══ INPUT MATERIAL

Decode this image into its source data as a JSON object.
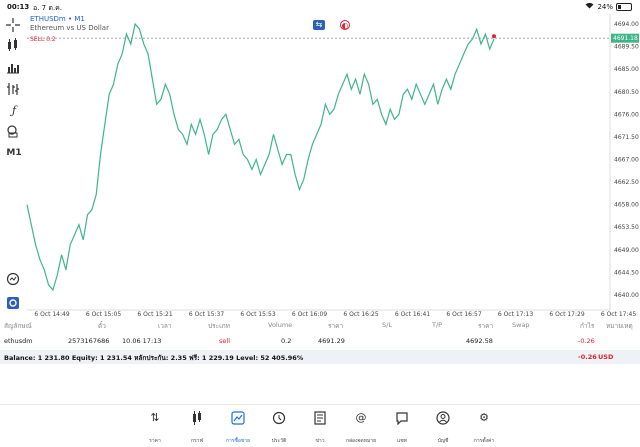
{
  "statusbar": {
    "time": "00:13",
    "date": "อ. 7 ต.ค.",
    "battery": "24%"
  },
  "chart": {
    "symbol": "ETHUSDm • M1",
    "description": "Ethereum vs US Dollar",
    "sell_label": "SELL 0.2",
    "current_price": "4691.18",
    "price_labels": [
      "4694.00",
      "4689.50",
      "4685.00",
      "4680.50",
      "4676.00",
      "4671.50",
      "4667.00",
      "4662.50",
      "4658.00",
      "4653.50",
      "4649.00",
      "4644.50",
      "4640.00"
    ],
    "time_labels": [
      "6 Oct 14:49",
      "6 Oct 15:05",
      "6 Oct 15:21",
      "6 Oct 15:37",
      "6 Oct 15:53",
      "6 Oct 16:09",
      "6 Oct 16:25",
      "6 Oct 16:41",
      "6 Oct 16:57",
      "6 Oct 17:13",
      "6 Oct 17:29",
      "6 Oct 17:45"
    ],
    "line_color": "#3fb58a",
    "sell_color": "#d23",
    "toolbar_icons": [
      "crosshair-icon",
      "candles-icon",
      "bars-icon",
      "volume-icon",
      "function-icon",
      "objects-icon",
      "timeframe-m1",
      "search-icon",
      "share-icon"
    ],
    "timeframe": "M1",
    "series": [
      4658,
      4654,
      4650,
      4647,
      4645,
      4642,
      4641,
      4644,
      4648,
      4645,
      4650,
      4652,
      4654,
      4651,
      4656,
      4657,
      4660,
      4668,
      4674,
      4680,
      4682,
      4686,
      4688,
      4692,
      4690,
      4694,
      4693,
      4690,
      4688,
      4683,
      4678,
      4679,
      4682,
      4680,
      4676,
      4673,
      4672,
      4670,
      4674,
      4672,
      4675,
      4672,
      4668,
      4672,
      4673,
      4675,
      4676,
      4673,
      4670,
      4671,
      4668,
      4667,
      4665,
      4667,
      4664,
      4666,
      4668,
      4672,
      4669,
      4666,
      4668,
      4668,
      4664,
      4661,
      4663,
      4667,
      4670,
      4672,
      4674,
      4678,
      4676,
      4677,
      4680,
      4682,
      4684,
      4681,
      4683,
      4680,
      4684,
      4682,
      4678,
      4679,
      4676,
      4674,
      4677,
      4675,
      4676,
      4680,
      4681,
      4679,
      4682,
      4680,
      4678,
      4680,
      4682,
      4678,
      4681,
      4683,
      4681,
      4684,
      4686,
      4688,
      4690,
      4691,
      4693,
      4690,
      4692,
      4689,
      4691
    ]
  },
  "table": {
    "headers": [
      "สัญลักษณ์",
      "ตั๋ว",
      "เวลา",
      "ประเภท",
      "Volume",
      "ราคา",
      "S/L",
      "T/P",
      "ราคา",
      "Swap",
      "กำไร",
      "หมายเหตุ"
    ],
    "row": {
      "symbol": "ethusdm",
      "ticket": "2573167686",
      "time": "10.06 17:13",
      "type": "sell",
      "volume": "0.2",
      "price": "4691.29",
      "current": "4692.58",
      "profit": "-0.26"
    },
    "balance_text": "Balance: 1 231.80 Equity: 1 231.54 หลักประกัน: 2.35 ฟรี: 1 229.19 Level: 52 405.96%",
    "total_profit": "-0.26",
    "currency": "USD"
  },
  "tabs": [
    {
      "label": "ราคา",
      "icon": "arrows-icon"
    },
    {
      "label": "กราฟ",
      "icon": "chart-icon"
    },
    {
      "label": "การซื้อขาย",
      "icon": "trade-icon"
    },
    {
      "label": "ประวัติ",
      "icon": "history-icon"
    },
    {
      "label": "ข่าว",
      "icon": "news-icon"
    },
    {
      "label": "กล่องจดหมาย",
      "icon": "mail-icon"
    },
    {
      "label": "แชท",
      "icon": "chat-icon"
    },
    {
      "label": "บัญชี",
      "icon": "account-icon"
    },
    {
      "label": "การตั้งค่า",
      "icon": "settings-icon"
    }
  ]
}
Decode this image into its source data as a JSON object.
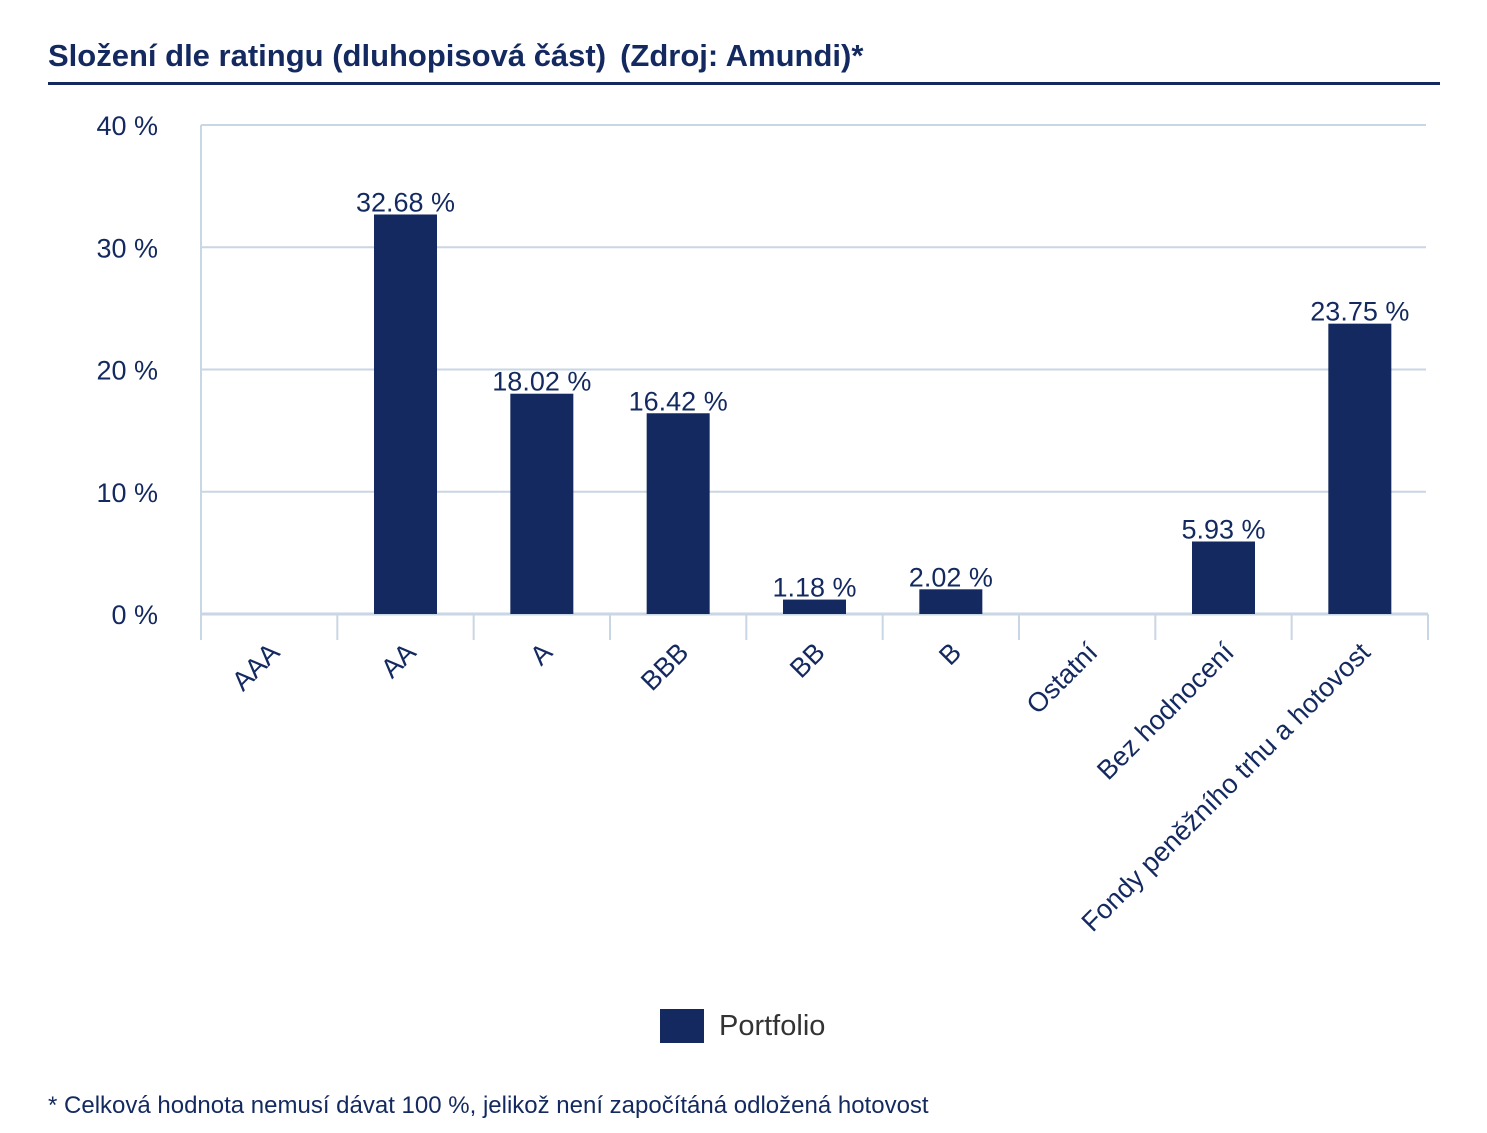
{
  "header": {
    "title": "Složení dle ratingu (dluhopisová část)",
    "source": "(Zdroj: Amundi)*"
  },
  "chart_data": {
    "type": "bar",
    "title": "Složení dle ratingu (dluhopisová část)",
    "categories": [
      "AAA",
      "AA",
      "A",
      "BBB",
      "BB",
      "B",
      "Ostatní",
      "Bez hodnocení",
      "Fondy peněžního trhu a hotovost"
    ],
    "series": [
      {
        "name": "Portfolio",
        "values": [
          null,
          32.68,
          18.02,
          16.42,
          1.18,
          2.02,
          null,
          5.93,
          23.75
        ],
        "labels": [
          "",
          "32.68 %",
          "18.02 %",
          "16.42 %",
          "1.18 %",
          "2.02 %",
          "",
          "5.93 %",
          "23.75 %"
        ]
      }
    ],
    "ylim": [
      0,
      40
    ],
    "yticks": [
      0,
      10,
      20,
      30,
      40
    ],
    "ytick_labels": [
      "0 %",
      "10 %",
      "20 %",
      "30 %",
      "40 %"
    ],
    "xlabel": "",
    "ylabel": "",
    "grid": true,
    "legend_position": "bottom-center",
    "bar_color": "#13295f",
    "grid_color": "#c9d6e3"
  },
  "legend": {
    "label": "Portfolio"
  },
  "footnote": {
    "text": "* Celková hodnota nemusí dávat 100 %, jelikož není započítáná odložená hotovost"
  }
}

════

### WHAT IS NEEDED
Reproduce the material in its entirety and word for word, without the pictures.

### WRITTEN RESPONSE
Decode this image into its source data as a JSON object.
{
  "statusbar": {
    "time": "00:13",
    "date": "อ. 7 ต.ค.",
    "battery": "24%"
  },
  "chart": {
    "symbol": "ETHUSDm • M1",
    "description": "Ethereum vs US Dollar",
    "sell_label": "SELL 0.2",
    "current_price": "4691.18",
    "price_labels": [
      "4694.00",
      "4689.50",
      "4685.00",
      "4680.50",
      "4676.00",
      "4671.50",
      "4667.00",
      "4662.50",
      "4658.00",
      "4653.50",
      "4649.00",
      "4644.50",
      "4640.00"
    ],
    "time_labels": [
      "6 Oct 14:49",
      "6 Oct 15:05",
      "6 Oct 15:21",
      "6 Oct 15:37",
      "6 Oct 15:53",
      "6 Oct 16:09",
      "6 Oct 16:25",
      "6 Oct 16:41",
      "6 Oct 16:57",
      "6 Oct 17:13",
      "6 Oct 17:29",
      "6 Oct 17:45"
    ],
    "line_color": "#3fb58a",
    "sell_color": "#d23",
    "toolbar_icons": [
      "crosshair-icon",
      "candles-icon",
      "bars-icon",
      "volume-icon",
      "function-icon",
      "objects-icon",
      "timeframe-m1",
      "search-icon",
      "share-icon"
    ],
    "timeframe": "M1",
    "series": [
      4658,
      4654,
      4650,
      4647,
      4645,
      4642,
      4641,
      4644,
      4648,
      4645,
      4650,
      4652,
      4654,
      4651,
      4656,
      4657,
      4660,
      4668,
      4674,
      4680,
      4682,
      4686,
      4688,
      4692,
      4690,
      4694,
      4693,
      4690,
      4688,
      4683,
      4678,
      4679,
      4682,
      4680,
      4676,
      4673,
      4672,
      4670,
      4674,
      4672,
      4675,
      4672,
      4668,
      4672,
      4673,
      4675,
      4676,
      4673,
      4670,
      4671,
      4668,
      4667,
      4665,
      4667,
      4664,
      4666,
      4668,
      4672,
      4669,
      4666,
      4668,
      4668,
      4664,
      4661,
      4663,
      4667,
      4670,
      4672,
      4674,
      4678,
      4676,
      4677,
      4680,
      4682,
      4684,
      4681,
      4683,
      4680,
      4684,
      4682,
      4678,
      4679,
      4676,
      4674,
      4677,
      4675,
      4676,
      4680,
      4681,
      4679,
      4682,
      4680,
      4678,
      4680,
      4682,
      4678,
      4681,
      4683,
      4681,
      4684,
      4686,
      4688,
      4690,
      4691,
      4693,
      4690,
      4692,
      4689,
      4691
    ]
  },
  "table": {
    "headers": [
      "สัญลักษณ์",
      "ตั๋ว",
      "เวลา",
      "ประเภท",
      "Volume",
      "ราคา",
      "S/L",
      "T/P",
      "ราคา",
      "Swap",
      "กำไร",
      "หมายเหตุ"
    ],
    "row": {
      "symbol": "ethusdm",
      "ticket": "2573167686",
      "time": "10.06 17:13",
      "type": "sell",
      "volume": "0.2",
      "price": "4691.29",
      "current": "4692.58",
      "profit": "-0.26"
    },
    "balance_text": "Balance: 1 231.80 Equity: 1 231.54 หลักประกัน: 2.35 ฟรี: 1 229.19 Level: 52 405.96%",
    "total_profit": "-0.26",
    "currency": "USD"
  },
  "tabs": [
    {
      "label": "ราคา",
      "icon": "arrows-icon"
    },
    {
      "label": "กราฟ",
      "icon": "chart-icon"
    },
    {
      "label": "การซื้อขาย",
      "icon": "trade-icon"
    },
    {
      "label": "ประวัติ",
      "icon": "history-icon"
    },
    {
      "label": "ข่าว",
      "icon": "news-icon"
    },
    {
      "label": "กล่องจดหมาย",
      "icon": "mail-icon"
    },
    {
      "label": "แชท",
      "icon": "chat-icon"
    },
    {
      "label": "บัญชี",
      "icon": "account-icon"
    },
    {
      "label": "การตั้งค่า",
      "icon": "settings-icon"
    }
  ]
}
Decode this image into its source data as a JSON object.
{
  "header": {
    "title": "Složení dle ratingu (dluhopisová část)",
    "source": "(Zdroj: Amundi)*"
  },
  "chart_data": {
    "type": "bar",
    "title": "Složení dle ratingu (dluhopisová část)",
    "categories": [
      "AAA",
      "AA",
      "A",
      "BBB",
      "BB",
      "B",
      "Ostatní",
      "Bez hodnocení",
      "Fondy peněžního trhu a hotovost"
    ],
    "series": [
      {
        "name": "Portfolio",
        "values": [
          null,
          32.68,
          18.02,
          16.42,
          1.18,
          2.02,
          null,
          5.93,
          23.75
        ],
        "labels": [
          "",
          "32.68 %",
          "18.02 %",
          "16.42 %",
          "1.18 %",
          "2.02 %",
          "",
          "5.93 %",
          "23.75 %"
        ]
      }
    ],
    "ylim": [
      0,
      40
    ],
    "yticks": [
      0,
      10,
      20,
      30,
      40
    ],
    "ytick_labels": [
      "0 %",
      "10 %",
      "20 %",
      "30 %",
      "40 %"
    ],
    "xlabel": "",
    "ylabel": "",
    "grid": true,
    "legend_position": "bottom-center",
    "bar_color": "#13295f",
    "grid_color": "#c9d6e3"
  },
  "legend": {
    "label": "Portfolio"
  },
  "footnote": {
    "text": "* Celková hodnota nemusí dávat 100 %, jelikož není započítáná odložená hotovost"
  }
}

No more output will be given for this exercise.